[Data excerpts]
┄┄┄┄┄┄
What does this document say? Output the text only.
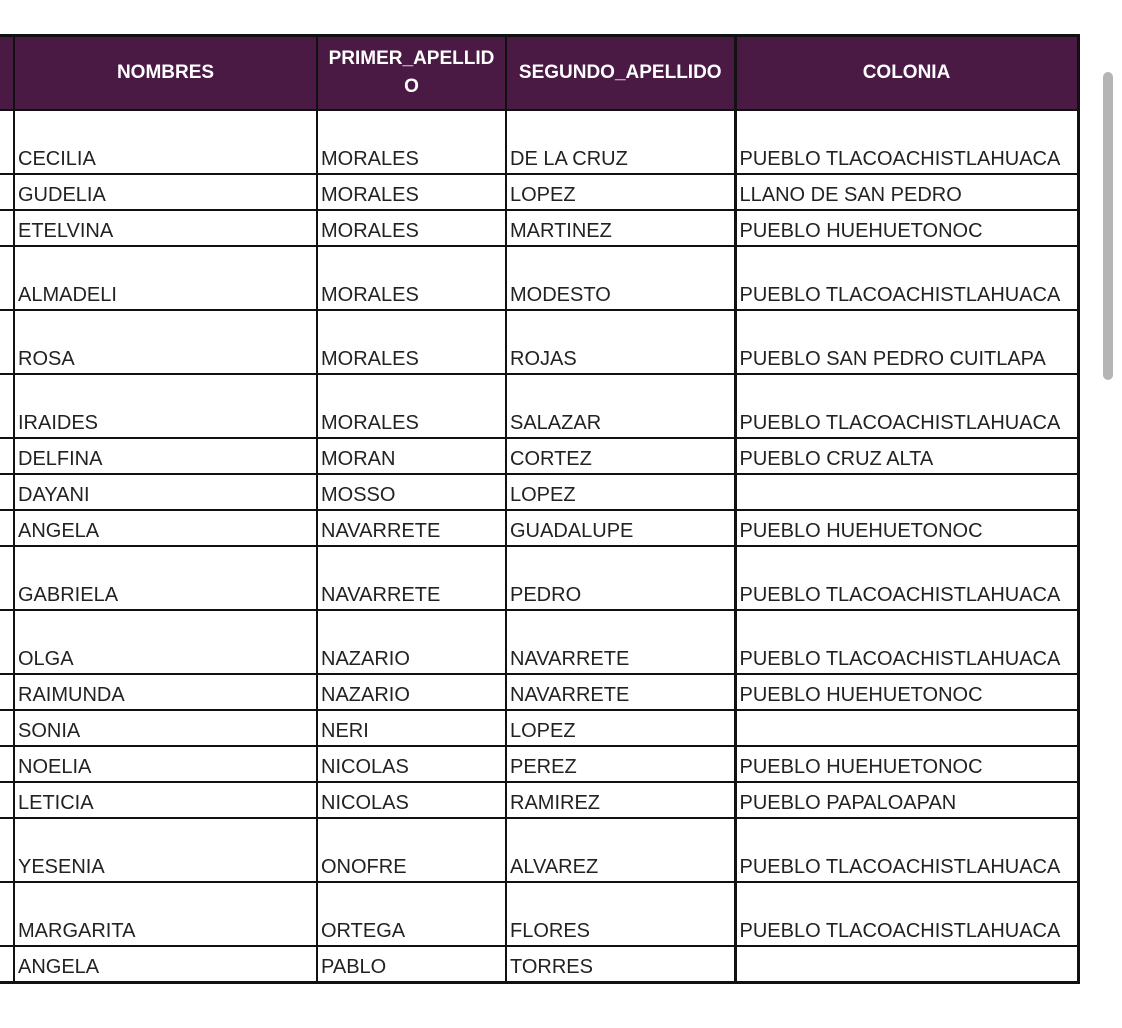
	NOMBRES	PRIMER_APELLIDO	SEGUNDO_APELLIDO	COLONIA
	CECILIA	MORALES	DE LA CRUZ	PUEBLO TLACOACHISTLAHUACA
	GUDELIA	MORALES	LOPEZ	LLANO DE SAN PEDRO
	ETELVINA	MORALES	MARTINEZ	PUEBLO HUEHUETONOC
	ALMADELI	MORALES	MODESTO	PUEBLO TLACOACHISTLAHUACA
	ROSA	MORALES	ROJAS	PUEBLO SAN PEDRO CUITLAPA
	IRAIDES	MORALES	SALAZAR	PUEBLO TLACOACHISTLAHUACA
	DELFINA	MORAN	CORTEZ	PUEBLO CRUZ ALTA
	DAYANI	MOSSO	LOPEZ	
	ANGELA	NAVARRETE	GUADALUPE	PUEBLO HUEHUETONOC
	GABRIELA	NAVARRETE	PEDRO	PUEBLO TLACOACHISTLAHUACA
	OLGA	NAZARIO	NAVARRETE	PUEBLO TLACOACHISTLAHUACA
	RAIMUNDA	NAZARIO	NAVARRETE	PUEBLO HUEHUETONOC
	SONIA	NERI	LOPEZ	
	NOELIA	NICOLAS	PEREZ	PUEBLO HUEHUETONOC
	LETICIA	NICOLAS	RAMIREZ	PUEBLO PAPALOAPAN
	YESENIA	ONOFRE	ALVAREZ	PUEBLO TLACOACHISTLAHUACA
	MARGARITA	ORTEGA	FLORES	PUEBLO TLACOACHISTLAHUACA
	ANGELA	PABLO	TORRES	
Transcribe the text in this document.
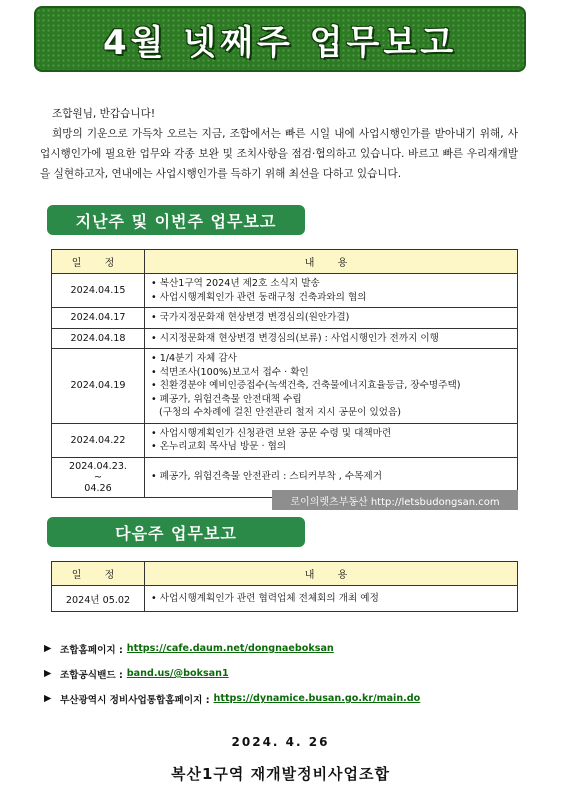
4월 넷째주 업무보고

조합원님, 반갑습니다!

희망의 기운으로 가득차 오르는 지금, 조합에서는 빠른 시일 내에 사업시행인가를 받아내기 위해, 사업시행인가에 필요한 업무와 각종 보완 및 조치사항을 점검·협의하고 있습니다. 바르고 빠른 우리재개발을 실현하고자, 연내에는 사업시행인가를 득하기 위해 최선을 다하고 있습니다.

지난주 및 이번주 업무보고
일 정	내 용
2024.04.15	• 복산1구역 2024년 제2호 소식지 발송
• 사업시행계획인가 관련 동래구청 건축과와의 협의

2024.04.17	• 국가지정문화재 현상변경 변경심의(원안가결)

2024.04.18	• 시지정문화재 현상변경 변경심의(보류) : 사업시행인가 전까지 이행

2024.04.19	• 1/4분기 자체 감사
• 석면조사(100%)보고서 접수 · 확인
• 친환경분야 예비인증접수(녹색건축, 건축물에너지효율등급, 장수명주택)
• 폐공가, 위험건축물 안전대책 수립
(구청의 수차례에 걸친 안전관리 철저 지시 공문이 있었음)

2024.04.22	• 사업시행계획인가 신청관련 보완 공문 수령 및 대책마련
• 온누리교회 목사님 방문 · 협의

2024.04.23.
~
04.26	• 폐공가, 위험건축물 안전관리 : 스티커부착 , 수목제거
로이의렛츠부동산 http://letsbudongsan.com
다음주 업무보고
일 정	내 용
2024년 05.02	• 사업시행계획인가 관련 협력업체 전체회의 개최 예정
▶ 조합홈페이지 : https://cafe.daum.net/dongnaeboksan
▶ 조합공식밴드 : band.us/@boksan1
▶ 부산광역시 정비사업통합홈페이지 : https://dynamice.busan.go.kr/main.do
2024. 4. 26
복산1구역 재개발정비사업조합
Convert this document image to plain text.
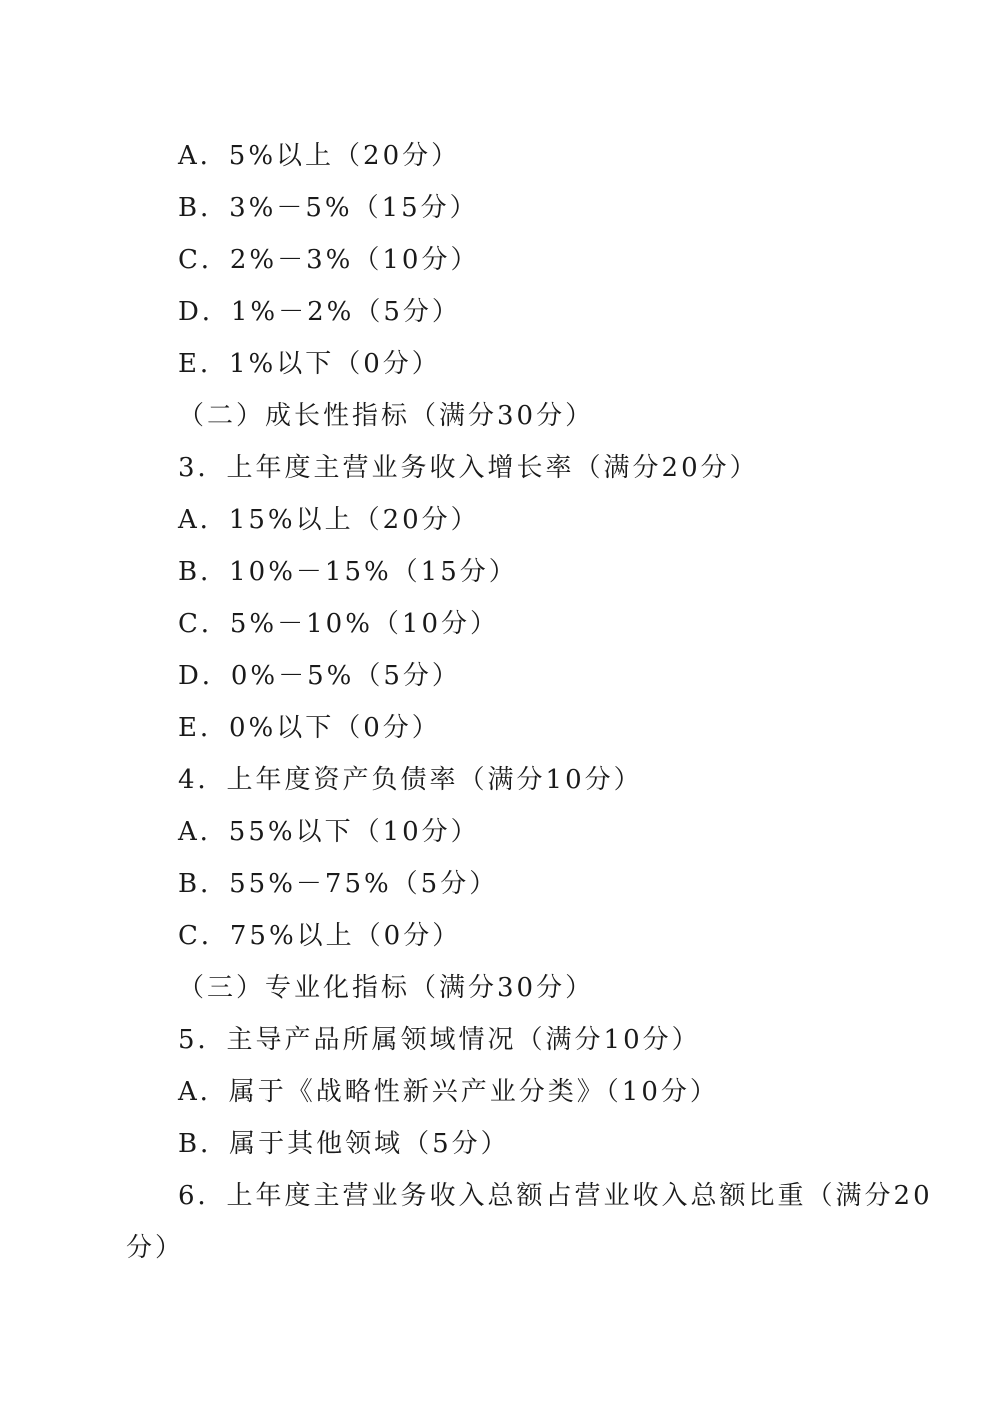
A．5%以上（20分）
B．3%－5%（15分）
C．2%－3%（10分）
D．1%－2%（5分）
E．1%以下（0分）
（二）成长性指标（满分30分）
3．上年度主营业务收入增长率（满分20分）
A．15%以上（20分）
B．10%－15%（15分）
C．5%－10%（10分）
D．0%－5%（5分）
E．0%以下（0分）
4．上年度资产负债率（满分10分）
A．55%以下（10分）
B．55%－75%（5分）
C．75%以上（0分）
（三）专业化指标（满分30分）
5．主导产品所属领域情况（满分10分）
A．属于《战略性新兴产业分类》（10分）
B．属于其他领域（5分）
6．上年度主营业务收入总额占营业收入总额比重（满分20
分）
┄┄┄┄┄┄
[AIM OF THE EXERCISE] From start to finish, output the listing exactly, but omit its pictures.

[EXERCISE OUTPUT]
What does this document say? Output the text only.
	NOMBRES	PRIMER_APELLIDO	SEGUNDO_APELLIDO	COLONIA
	CECILIA	MORALES	DE LA CRUZ	PUEBLO TLACOACHISTLAHUACA
	GUDELIA	MORALES	LOPEZ	LLANO DE SAN PEDRO
	ETELVINA	MORALES	MARTINEZ	PUEBLO HUEHUETONOC
	ALMADELI	MORALES	MODESTO	PUEBLO TLACOACHISTLAHUACA
	ROSA	MORALES	ROJAS	PUEBLO SAN PEDRO CUITLAPA
	IRAIDES	MORALES	SALAZAR	PUEBLO TLACOACHISTLAHUACA
	DELFINA	MORAN	CORTEZ	PUEBLO CRUZ ALTA
	DAYANI	MOSSO	LOPEZ	
	ANGELA	NAVARRETE	GUADALUPE	PUEBLO HUEHUETONOC
	GABRIELA	NAVARRETE	PEDRO	PUEBLO TLACOACHISTLAHUACA
	OLGA	NAZARIO	NAVARRETE	PUEBLO TLACOACHISTLAHUACA
	RAIMUNDA	NAZARIO	NAVARRETE	PUEBLO HUEHUETONOC
	SONIA	NERI	LOPEZ	
	NOELIA	NICOLAS	PEREZ	PUEBLO HUEHUETONOC
	LETICIA	NICOLAS	RAMIREZ	PUEBLO PAPALOAPAN
	YESENIA	ONOFRE	ALVAREZ	PUEBLO TLACOACHISTLAHUACA
	MARGARITA	ORTEGA	FLORES	PUEBLO TLACOACHISTLAHUACA
	ANGELA	PABLO	TORRES	
Transcribe the text in this document.
4월 넷째주 업무보고

조합원님, 반갑습니다!

희망의 기운으로 가득차 오르는 지금, 조합에서는 빠른 시일 내에 사업시행인가를 받아내기 위해, 사업시행인가에 필요한 업무와 각종 보완 및 조치사항을 점검·협의하고 있습니다. 바르고 빠른 우리재개발을 실현하고자, 연내에는 사업시행인가를 득하기 위해 최선을 다하고 있습니다.

지난주 및 이번주 업무보고
일 정	내 용
2024.04.15	• 복산1구역 2024년 제2호 소식지 발송
• 사업시행계획인가 관련 동래구청 건축과와의 협의

2024.04.17	• 국가지정문화재 현상변경 변경심의(원안가결)

2024.04.18	• 시지정문화재 현상변경 변경심의(보류) : 사업시행인가 전까지 이행

2024.04.19	• 1/4분기 자체 감사
• 석면조사(100%)보고서 접수 · 확인
• 친환경분야 예비인증접수(녹색건축, 건축물에너지효율등급, 장수명주택)
• 폐공가, 위험건축물 안전대책 수립
(구청의 수차례에 걸친 안전관리 철저 지시 공문이 있었음)

2024.04.22	• 사업시행계획인가 신청관련 보완 공문 수령 및 대책마련
• 온누리교회 목사님 방문 · 협의

2024.04.23.
~
04.26	• 폐공가, 위험건축물 안전관리 : 스티커부착 , 수목제거
로이의렛츠부동산 http://letsbudongsan.com
다음주 업무보고
일 정	내 용
2024년 05.02	• 사업시행계획인가 관련 협력업체 전체회의 개최 예정
▶ 조합홈페이지 : https://cafe.daum.net/dongnaeboksan
▶ 조합공식밴드 : band.us/@boksan1
▶ 부산광역시 정비사업통합홈페이지 : https://dynamice.busan.go.kr/main.do
2024. 4. 26
복산1구역 재개발정비사업조합
Convert this document image to plain text.
A．5%以上（20分）
B．3%－5%（15分）
C．2%－3%（10分）
D．1%－2%（5分）
E．1%以下（0分）
（二）成长性指标（满分30分）
3．上年度主营业务收入增长率（满分20分）
A．15%以上（20分）
B．10%－15%（15分）
C．5%－10%（10分）
D．0%－5%（5分）
E．0%以下（0分）
4．上年度资产负债率（满分10分）
A．55%以下（10分）
B．55%－75%（5分）
C．75%以上（0分）
（三）专业化指标（满分30分）
5．主导产品所属领域情况（满分10分）
A．属于《战略性新兴产业分类》（10分）
B．属于其他领域（5分）
6．上年度主营业务收入总额占营业收入总额比重（满分20
分）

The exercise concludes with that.